Data records

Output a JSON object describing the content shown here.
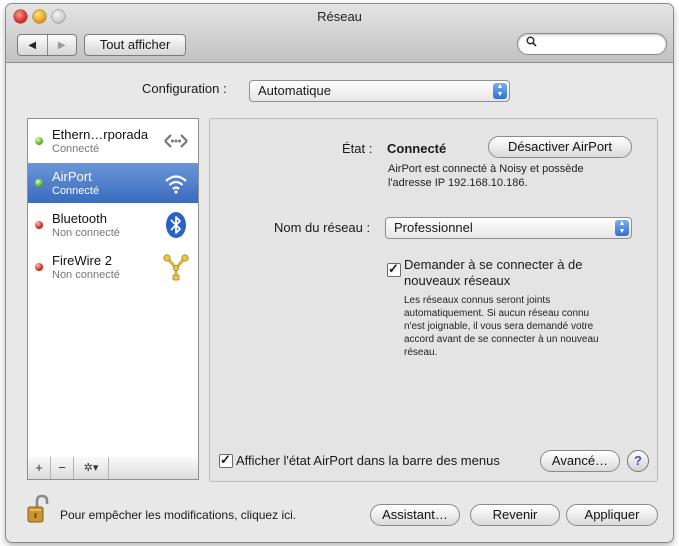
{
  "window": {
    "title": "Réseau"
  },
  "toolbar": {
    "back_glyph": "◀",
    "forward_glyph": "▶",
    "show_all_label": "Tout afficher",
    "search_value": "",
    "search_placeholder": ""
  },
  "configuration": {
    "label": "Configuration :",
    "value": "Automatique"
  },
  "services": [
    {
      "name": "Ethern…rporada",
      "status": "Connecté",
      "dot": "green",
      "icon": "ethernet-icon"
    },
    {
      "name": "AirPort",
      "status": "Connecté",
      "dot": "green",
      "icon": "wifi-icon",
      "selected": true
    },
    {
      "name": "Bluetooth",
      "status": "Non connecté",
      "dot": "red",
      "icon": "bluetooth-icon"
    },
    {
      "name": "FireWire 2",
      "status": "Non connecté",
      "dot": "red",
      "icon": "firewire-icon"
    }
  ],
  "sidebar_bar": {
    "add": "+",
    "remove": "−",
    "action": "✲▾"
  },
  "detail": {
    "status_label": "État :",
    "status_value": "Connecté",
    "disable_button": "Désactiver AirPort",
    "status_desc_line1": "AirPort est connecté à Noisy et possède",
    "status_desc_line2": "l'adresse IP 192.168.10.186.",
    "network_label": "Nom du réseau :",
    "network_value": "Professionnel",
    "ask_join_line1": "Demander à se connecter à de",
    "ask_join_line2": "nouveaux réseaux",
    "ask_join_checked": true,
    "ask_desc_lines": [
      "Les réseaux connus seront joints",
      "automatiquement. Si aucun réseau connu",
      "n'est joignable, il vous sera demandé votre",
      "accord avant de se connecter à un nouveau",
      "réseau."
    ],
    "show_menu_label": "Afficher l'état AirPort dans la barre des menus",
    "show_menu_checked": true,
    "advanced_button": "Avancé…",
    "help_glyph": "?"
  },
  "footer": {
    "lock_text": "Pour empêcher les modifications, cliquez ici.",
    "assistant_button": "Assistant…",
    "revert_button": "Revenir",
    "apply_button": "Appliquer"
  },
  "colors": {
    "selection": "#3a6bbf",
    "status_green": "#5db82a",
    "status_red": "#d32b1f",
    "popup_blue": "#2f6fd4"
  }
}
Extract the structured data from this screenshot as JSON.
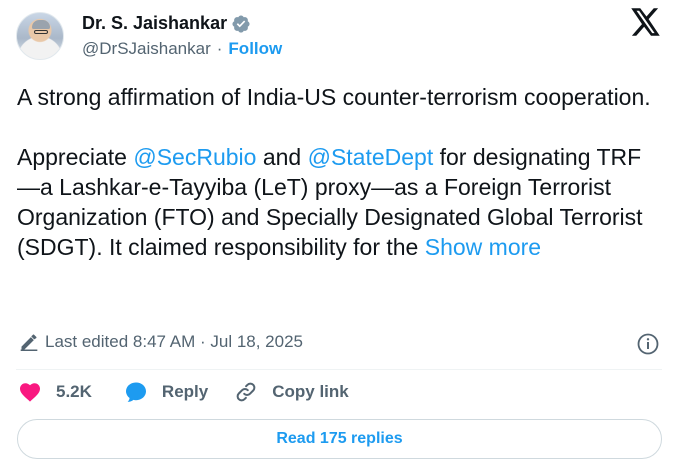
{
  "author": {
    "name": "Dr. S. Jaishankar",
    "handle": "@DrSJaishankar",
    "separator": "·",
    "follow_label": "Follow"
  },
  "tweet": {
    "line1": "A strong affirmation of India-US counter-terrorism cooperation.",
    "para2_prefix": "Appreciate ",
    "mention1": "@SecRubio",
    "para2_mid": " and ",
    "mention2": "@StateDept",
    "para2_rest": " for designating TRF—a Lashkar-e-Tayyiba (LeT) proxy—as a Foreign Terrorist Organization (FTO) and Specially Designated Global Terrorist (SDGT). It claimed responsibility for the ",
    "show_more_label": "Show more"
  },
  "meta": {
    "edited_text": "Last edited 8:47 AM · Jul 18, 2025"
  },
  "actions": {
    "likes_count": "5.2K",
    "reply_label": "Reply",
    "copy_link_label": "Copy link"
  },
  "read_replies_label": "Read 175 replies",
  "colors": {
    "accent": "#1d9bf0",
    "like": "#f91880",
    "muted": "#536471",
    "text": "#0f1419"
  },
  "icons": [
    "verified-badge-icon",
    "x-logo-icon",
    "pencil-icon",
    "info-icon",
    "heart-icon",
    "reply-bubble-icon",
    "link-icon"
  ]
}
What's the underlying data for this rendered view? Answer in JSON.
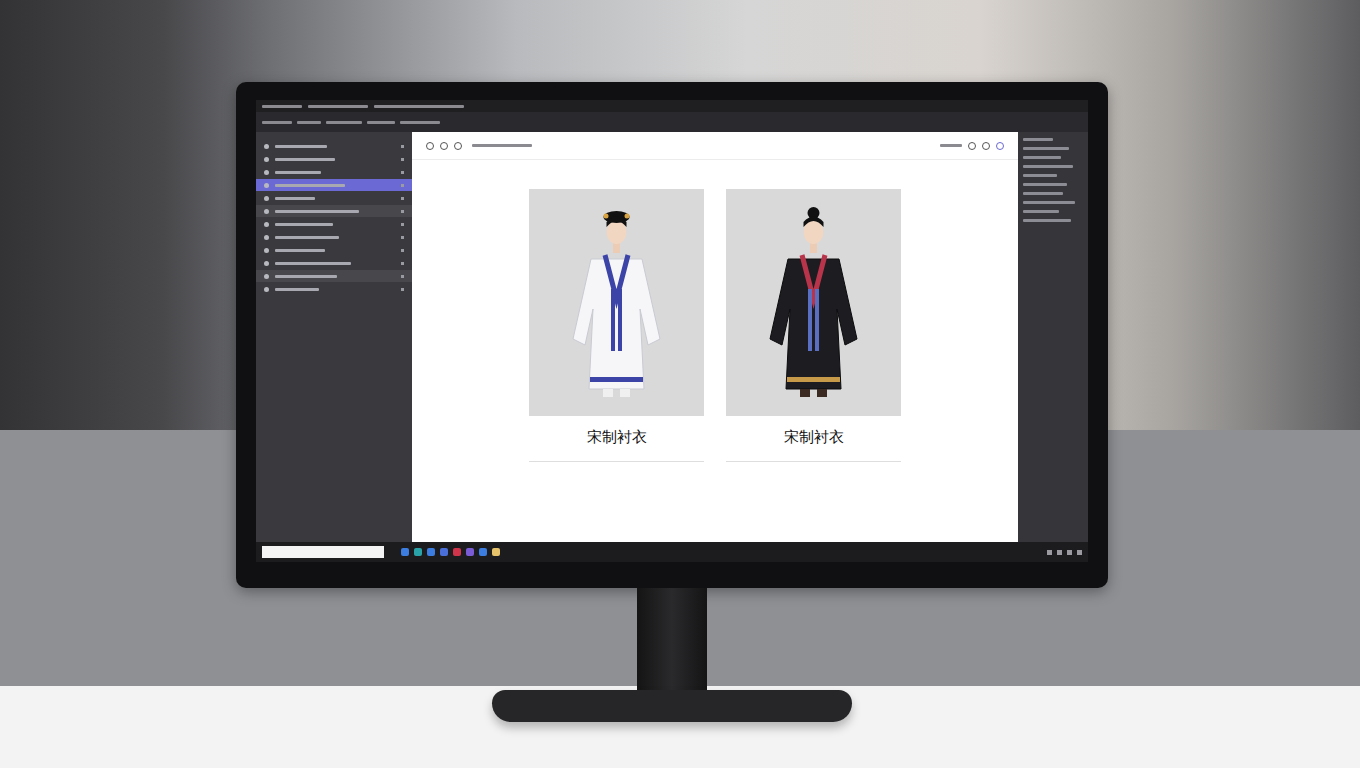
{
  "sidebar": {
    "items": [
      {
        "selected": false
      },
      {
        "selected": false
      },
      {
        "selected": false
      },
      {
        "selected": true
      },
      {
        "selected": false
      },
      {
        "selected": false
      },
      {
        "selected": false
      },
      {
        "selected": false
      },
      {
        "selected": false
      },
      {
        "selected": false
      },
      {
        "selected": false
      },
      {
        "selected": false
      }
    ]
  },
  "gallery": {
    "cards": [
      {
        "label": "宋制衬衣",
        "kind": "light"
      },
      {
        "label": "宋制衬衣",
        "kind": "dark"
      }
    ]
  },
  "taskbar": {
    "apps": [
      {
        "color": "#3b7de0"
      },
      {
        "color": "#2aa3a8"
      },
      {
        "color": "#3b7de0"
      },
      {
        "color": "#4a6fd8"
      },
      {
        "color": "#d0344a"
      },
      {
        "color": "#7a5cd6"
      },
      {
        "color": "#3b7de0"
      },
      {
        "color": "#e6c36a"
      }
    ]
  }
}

Exercise requirements
Starting at the line that contains "What's the underlying", restate each line verbatim through the final line of the listing, skipping all pictures.

Exercise answer
What's the underlying data for this rendered view? Answer in JSON.
{
  "sidebar": {
    "items": [
      {
        "selected": false
      },
      {
        "selected": false
      },
      {
        "selected": false
      },
      {
        "selected": true
      },
      {
        "selected": false
      },
      {
        "selected": false
      },
      {
        "selected": false
      },
      {
        "selected": false
      },
      {
        "selected": false
      },
      {
        "selected": false
      },
      {
        "selected": false
      },
      {
        "selected": false
      }
    ]
  },
  "gallery": {
    "cards": [
      {
        "label": "宋制衬衣",
        "kind": "light"
      },
      {
        "label": "宋制衬衣",
        "kind": "dark"
      }
    ]
  },
  "taskbar": {
    "apps": [
      {
        "color": "#3b7de0"
      },
      {
        "color": "#2aa3a8"
      },
      {
        "color": "#3b7de0"
      },
      {
        "color": "#4a6fd8"
      },
      {
        "color": "#d0344a"
      },
      {
        "color": "#7a5cd6"
      },
      {
        "color": "#3b7de0"
      },
      {
        "color": "#e6c36a"
      }
    ]
  }
}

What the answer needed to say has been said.